→ **SOURCE**
═══

LaSociété par Actions Simplifiée en droit polonais (PSA) [1]
Le 1er juillet 2021, la Pologne se dotera d’un nouveau type de société de capitaux, déjà bien connue en France et dans d’autres pays européens – la SAS / société par actions simplifiée (en polonais prosta spółka akcyjna, dont l’abréviation est « PSA » et qui se traduit littéralement par « société anonyme simple »). Comme son homologue française, la SAS polonaise aura pour maîtres-mots la flexibilité, la libre cession des actions et l’allègement des formalités. Elle ne manquera toutefois pas de se distinguer par quelques dispositions spécifiques.
1. Constitution – les apports en industrie
Outre les apports en numéraire ou en nature, les actionnaires pourront effectuer des apports en industrie (mettre à disposition de la SAS leur travail, leurs connaissances techniques ou leurs services en contrepartie d’actions). Il convient de noter qu’aucune forme de société polonaise ne permettait jusque-là d’effectuer de tels apports.

═══

[Listes des coordonnées des boîtes]
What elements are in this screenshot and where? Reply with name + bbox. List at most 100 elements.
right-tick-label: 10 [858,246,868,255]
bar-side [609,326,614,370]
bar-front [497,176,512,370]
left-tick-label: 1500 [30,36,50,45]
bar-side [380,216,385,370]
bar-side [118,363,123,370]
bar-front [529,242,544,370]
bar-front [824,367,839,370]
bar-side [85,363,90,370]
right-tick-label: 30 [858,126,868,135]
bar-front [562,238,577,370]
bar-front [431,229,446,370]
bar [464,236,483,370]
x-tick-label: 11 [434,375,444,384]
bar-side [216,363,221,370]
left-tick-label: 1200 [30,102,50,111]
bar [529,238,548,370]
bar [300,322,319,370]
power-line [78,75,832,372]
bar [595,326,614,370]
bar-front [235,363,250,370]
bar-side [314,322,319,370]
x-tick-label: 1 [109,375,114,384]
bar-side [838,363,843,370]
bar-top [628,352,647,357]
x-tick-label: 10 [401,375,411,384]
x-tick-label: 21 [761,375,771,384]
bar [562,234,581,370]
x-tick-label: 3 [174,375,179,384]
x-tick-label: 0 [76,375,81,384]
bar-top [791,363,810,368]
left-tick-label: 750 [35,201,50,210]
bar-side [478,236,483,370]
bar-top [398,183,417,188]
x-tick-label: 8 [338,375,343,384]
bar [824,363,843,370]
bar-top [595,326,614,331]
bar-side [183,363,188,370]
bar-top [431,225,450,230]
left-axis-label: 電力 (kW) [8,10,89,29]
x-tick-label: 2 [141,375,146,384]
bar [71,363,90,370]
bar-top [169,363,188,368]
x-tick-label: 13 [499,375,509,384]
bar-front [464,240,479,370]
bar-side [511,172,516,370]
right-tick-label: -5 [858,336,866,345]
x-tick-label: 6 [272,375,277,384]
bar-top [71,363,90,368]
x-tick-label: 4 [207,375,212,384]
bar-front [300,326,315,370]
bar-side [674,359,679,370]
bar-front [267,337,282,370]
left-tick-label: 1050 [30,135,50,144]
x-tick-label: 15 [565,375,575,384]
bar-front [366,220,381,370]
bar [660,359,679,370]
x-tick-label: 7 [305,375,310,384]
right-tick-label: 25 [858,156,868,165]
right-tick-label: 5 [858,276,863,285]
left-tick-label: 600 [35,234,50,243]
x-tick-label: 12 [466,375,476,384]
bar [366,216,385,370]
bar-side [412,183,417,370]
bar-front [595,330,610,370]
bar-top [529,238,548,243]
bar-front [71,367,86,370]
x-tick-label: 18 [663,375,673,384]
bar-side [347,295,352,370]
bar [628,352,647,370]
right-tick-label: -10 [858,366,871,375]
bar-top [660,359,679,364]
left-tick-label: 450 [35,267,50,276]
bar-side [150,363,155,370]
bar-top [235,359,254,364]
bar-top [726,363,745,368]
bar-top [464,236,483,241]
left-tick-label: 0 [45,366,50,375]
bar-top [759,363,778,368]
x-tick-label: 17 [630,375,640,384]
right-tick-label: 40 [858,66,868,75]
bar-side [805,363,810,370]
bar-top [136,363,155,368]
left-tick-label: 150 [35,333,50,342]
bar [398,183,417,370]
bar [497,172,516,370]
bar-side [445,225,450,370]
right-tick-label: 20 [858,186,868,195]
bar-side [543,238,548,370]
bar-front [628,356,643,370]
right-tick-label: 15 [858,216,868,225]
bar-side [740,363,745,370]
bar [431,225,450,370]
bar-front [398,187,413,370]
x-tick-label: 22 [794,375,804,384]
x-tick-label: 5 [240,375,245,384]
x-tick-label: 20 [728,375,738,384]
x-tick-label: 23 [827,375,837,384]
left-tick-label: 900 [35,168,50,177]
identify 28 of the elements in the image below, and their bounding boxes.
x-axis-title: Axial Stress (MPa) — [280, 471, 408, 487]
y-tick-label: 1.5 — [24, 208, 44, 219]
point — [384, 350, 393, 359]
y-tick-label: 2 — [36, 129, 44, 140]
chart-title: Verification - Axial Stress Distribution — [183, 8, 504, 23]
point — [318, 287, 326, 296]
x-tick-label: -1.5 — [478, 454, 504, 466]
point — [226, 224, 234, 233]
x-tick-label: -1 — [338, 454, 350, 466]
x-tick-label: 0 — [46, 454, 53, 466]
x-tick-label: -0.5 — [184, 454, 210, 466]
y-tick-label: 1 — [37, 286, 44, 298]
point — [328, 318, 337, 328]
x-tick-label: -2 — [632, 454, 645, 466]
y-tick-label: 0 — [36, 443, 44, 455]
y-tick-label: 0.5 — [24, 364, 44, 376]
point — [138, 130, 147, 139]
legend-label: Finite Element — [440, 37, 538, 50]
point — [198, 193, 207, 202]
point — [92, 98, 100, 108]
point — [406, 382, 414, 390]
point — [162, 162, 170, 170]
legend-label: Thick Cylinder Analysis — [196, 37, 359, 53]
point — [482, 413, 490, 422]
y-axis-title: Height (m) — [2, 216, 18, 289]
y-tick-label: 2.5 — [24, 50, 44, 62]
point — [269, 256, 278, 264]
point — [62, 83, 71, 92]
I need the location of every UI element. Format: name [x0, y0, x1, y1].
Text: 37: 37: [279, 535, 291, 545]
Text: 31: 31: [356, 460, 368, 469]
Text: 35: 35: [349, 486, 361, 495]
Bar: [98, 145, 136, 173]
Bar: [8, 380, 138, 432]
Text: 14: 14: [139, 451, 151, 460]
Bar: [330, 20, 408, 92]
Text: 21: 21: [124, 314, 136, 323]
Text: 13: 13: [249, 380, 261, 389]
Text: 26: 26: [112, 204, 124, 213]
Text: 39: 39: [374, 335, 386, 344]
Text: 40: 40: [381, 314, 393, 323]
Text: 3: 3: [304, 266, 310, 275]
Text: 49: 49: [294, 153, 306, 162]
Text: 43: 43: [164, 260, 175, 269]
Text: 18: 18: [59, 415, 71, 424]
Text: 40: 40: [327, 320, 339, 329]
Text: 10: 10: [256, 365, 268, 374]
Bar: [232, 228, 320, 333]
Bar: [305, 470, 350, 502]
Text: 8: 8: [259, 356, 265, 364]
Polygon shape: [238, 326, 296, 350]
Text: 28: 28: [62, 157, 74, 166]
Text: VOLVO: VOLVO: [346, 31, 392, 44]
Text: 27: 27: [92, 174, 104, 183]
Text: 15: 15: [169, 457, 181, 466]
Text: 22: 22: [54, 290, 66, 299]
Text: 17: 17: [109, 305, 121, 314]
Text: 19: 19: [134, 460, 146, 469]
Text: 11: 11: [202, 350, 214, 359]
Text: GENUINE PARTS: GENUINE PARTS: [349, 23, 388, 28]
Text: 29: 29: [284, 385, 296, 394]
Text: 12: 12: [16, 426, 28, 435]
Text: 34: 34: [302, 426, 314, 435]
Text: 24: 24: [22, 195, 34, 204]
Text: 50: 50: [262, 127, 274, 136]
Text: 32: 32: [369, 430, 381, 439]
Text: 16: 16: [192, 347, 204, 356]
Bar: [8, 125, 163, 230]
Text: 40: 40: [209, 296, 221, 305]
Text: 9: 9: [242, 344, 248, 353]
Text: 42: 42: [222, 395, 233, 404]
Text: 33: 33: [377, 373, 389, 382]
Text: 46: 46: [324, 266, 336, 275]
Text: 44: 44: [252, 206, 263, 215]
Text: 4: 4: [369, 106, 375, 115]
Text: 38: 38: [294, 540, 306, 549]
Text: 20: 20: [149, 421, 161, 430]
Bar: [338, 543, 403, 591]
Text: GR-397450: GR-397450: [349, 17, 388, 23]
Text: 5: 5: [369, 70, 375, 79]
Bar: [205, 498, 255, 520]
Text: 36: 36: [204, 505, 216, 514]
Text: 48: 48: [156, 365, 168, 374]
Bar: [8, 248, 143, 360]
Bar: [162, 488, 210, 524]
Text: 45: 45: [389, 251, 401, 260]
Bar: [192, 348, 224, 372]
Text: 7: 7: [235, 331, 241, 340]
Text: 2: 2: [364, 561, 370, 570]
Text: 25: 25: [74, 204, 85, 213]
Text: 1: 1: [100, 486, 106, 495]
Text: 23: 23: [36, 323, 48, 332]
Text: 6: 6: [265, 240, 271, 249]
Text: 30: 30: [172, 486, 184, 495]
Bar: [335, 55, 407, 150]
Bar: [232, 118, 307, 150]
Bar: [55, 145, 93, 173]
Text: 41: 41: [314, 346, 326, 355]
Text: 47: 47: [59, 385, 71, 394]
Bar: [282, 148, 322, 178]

═══

→ **CONSIGNE 1**
Recopiez intégralement, sans rien y changer, le texte sur la société par actions simplifiée en droit polonais.
→ **CONSIGNE 2**
Transcrivez à l'identique les lignes de coordonnées, en commençant par la première ligne et en terminant par celle qui contient « x-tick-label: 3 [174,375,179,384] », ces deux lignes comprises, et rien d'autre.
Le texte et les lignes n'ont aucun rapport entre eux.

→ **RÉPONSE ATTENDUE 1**
LaSociété par Actions Simplifiée en droit polonais (PSA) [1]
Le 1er juillet 2021, la Pologne se dotera d’un nouveau type de société de capitaux, déjà bien connue en France et dans d’autres pays européens – la SAS / société par actions simplifiée (en polonais prosta spółka akcyjna, dont l’abréviation est « PSA » et qui se traduit littéralement par « société anonyme simple »). Comme son homologue française, la SAS polonaise aura pour maîtres-mots la flexibilité, la libre cession des actions et l’allègement des formalités. Elle ne manquera toutefois pas de se distinguer par quelques dispositions spécifiques.
1. Constitution – les apports en industrie
Outre les apports en numéraire ou en nature, les actionnaires pourront effectuer des apports en industrie (mettre à disposition de la SAS leur travail, leurs connaissances techniques ou leurs services en contrepartie d’actions). Il convient de noter qu’aucune forme de société polonaise ne permettait jusque-là d’effectuer de tels apports.

→ **RÉPONSE ATTENDUE 2**
What elements are in this screenshot and where? Reply with name + bbox. List at most 100 elements.
right-tick-label: 10 [858,246,868,255]
bar-side [609,326,614,370]
bar-front [497,176,512,370]
left-tick-label: 1500 [30,36,50,45]
bar-side [380,216,385,370]
bar-side [118,363,123,370]
bar-front [529,242,544,370]
bar-front [824,367,839,370]
bar-side [85,363,90,370]
right-tick-label: 30 [858,126,868,135]
bar-front [562,238,577,370]
bar-front [431,229,446,370]
bar [464,236,483,370]
x-tick-label: 11 [434,375,444,384]
bar-side [216,363,221,370]
left-tick-label: 1200 [30,102,50,111]
bar [529,238,548,370]
bar [300,322,319,370]
power-line [78,75,832,372]
bar [595,326,614,370]
bar-front [235,363,250,370]
bar-side [314,322,319,370]
x-tick-label: 1 [109,375,114,384]
bar-side [838,363,843,370]
bar-top [628,352,647,357]
x-tick-label: 10 [401,375,411,384]
x-tick-label: 21 [761,375,771,384]
bar [562,234,581,370]
x-tick-label: 3 [174,375,179,384]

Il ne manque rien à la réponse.